- Aim of the task -
Reproduce all records verbatim.

* Begin Entries shown *

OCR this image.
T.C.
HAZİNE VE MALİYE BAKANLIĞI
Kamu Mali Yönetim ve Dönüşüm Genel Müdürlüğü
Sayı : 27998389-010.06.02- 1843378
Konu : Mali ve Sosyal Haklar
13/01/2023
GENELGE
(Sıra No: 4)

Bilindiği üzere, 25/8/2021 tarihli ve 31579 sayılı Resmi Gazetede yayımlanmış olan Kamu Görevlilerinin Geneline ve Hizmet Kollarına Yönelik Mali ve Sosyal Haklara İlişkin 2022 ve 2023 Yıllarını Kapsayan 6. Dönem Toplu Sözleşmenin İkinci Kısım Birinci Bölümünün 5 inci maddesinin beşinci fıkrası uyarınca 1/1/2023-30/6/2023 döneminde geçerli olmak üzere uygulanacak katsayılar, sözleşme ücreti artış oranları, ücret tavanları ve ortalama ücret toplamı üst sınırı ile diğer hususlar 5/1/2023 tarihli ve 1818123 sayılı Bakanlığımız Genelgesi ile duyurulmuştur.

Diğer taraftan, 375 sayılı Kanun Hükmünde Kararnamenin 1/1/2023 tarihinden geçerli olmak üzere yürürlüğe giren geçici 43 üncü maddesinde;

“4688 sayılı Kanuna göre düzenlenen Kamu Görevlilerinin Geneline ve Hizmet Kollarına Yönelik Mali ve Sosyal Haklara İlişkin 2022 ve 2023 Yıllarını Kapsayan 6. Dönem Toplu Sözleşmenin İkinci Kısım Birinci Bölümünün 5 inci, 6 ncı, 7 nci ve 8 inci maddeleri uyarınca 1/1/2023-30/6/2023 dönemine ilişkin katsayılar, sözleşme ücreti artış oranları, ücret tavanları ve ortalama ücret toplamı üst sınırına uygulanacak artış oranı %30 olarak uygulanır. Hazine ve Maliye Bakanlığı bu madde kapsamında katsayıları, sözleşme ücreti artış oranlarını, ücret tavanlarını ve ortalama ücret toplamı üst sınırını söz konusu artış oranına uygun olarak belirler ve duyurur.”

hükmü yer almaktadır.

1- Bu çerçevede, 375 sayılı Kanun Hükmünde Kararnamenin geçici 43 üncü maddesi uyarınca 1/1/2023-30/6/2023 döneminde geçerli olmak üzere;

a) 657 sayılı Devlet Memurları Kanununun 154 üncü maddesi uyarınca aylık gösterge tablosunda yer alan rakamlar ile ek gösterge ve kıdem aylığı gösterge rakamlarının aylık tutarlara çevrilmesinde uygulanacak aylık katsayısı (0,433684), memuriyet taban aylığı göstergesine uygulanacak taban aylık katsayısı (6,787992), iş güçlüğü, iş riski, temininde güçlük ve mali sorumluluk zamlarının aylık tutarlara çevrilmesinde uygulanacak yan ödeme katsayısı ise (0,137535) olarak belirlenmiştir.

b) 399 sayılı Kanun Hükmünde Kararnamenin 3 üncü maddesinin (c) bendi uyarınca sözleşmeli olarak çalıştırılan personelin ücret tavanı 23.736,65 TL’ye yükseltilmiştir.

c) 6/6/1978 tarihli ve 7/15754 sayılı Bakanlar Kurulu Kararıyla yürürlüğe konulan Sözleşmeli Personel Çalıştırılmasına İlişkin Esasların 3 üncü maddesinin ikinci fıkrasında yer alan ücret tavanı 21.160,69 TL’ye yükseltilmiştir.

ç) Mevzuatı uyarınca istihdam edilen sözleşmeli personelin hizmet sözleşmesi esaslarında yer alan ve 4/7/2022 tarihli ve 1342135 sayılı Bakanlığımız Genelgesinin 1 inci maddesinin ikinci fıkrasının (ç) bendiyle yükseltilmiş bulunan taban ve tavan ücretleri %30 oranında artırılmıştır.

* End Entries shown *

- Reply -
OCR this image.
T.C.
HAZİNE VE MALİYE BAKANLIĞI
Kamu Mali Yönetim ve Dönüşüm Genel Müdürlüğü
Sayı : 27998389-010.06.02- 1843378
Konu : Mali ve Sosyal Haklar
13/01/2023
GENELGE
(Sıra No: 4)

Bilindiği üzere, 25/8/2021 tarihli ve 31579 sayılı Resmi Gazetede yayımlanmış olan Kamu Görevlilerinin Geneline ve Hizmet Kollarına Yönelik Mali ve Sosyal Haklara İlişkin 2022 ve 2023 Yıllarını Kapsayan 6. Dönem Toplu Sözleşmenin İkinci Kısım Birinci Bölümünün 5 inci maddesinin beşinci fıkrası uyarınca 1/1/2023-30/6/2023 döneminde geçerli olmak üzere uygulanacak katsayılar, sözleşme ücreti artış oranları, ücret tavanları ve ortalama ücret toplamı üst sınırı ile diğer hususlar 5/1/2023 tarihli ve 1818123 sayılı Bakanlığımız Genelgesi ile duyurulmuştur.

Diğer taraftan, 375 sayılı Kanun Hükmünde Kararnamenin 1/1/2023 tarihinden geçerli olmak üzere yürürlüğe giren geçici 43 üncü maddesinde;

“4688 sayılı Kanuna göre düzenlenen Kamu Görevlilerinin Geneline ve Hizmet Kollarına Yönelik Mali ve Sosyal Haklara İlişkin 2022 ve 2023 Yıllarını Kapsayan 6. Dönem Toplu Sözleşmenin İkinci Kısım Birinci Bölümünün 5 inci, 6 ncı, 7 nci ve 8 inci maddeleri uyarınca 1/1/2023-30/6/2023 dönemine ilişkin katsayılar, sözleşme ücreti artış oranları, ücret tavanları ve ortalama ücret toplamı üst sınırına uygulanacak artış oranı %30 olarak uygulanır. Hazine ve Maliye Bakanlığı bu madde kapsamında katsayıları, sözleşme ücreti artış oranlarını, ücret tavanlarını ve ortalama ücret toplamı üst sınırını söz konusu artış oranına uygun olarak belirler ve duyurur.”

hükmü yer almaktadır.

1- Bu çerçevede, 375 sayılı Kanun Hükmünde Kararnamenin geçici 43 üncü maddesi uyarınca 1/1/2023-30/6/2023 döneminde geçerli olmak üzere;

a) 657 sayılı Devlet Memurları Kanununun 154 üncü maddesi uyarınca aylık gösterge tablosunda yer alan rakamlar ile ek gösterge ve kıdem aylığı gösterge rakamlarının aylık tutarlara çevrilmesinde uygulanacak aylık katsayısı (0,433684), memuriyet taban aylığı göstergesine uygulanacak taban aylık katsayısı (6,787992), iş güçlüğü, iş riski, temininde güçlük ve mali sorumluluk zamlarının aylık tutarlara çevrilmesinde uygulanacak yan ödeme katsayısı ise (0,137535) olarak belirlenmiştir.

b) 399 sayılı Kanun Hükmünde Kararnamenin 3 üncü maddesinin (c) bendi uyarınca sözleşmeli olarak çalıştırılan personelin ücret tavanı 23.736,65 TL’ye yükseltilmiştir.

c) 6/6/1978 tarihli ve 7/15754 sayılı Bakanlar Kurulu Kararıyla yürürlüğe konulan Sözleşmeli Personel Çalıştırılmasına İlişkin Esasların 3 üncü maddesinin ikinci fıkrasında yer alan ücret tavanı 21.160,69 TL’ye yükseltilmiştir.

ç) Mevzuatı uyarınca istihdam edilen sözleşmeli personelin hizmet sözleşmesi esaslarında yer alan ve 4/7/2022 tarihli ve 1342135 sayılı Bakanlığımız Genelgesinin 1 inci maddesinin ikinci fıkrasının (ç) bendiyle yükseltilmiş bulunan taban ve tavan ücretleri %30 oranında artırılmıştır.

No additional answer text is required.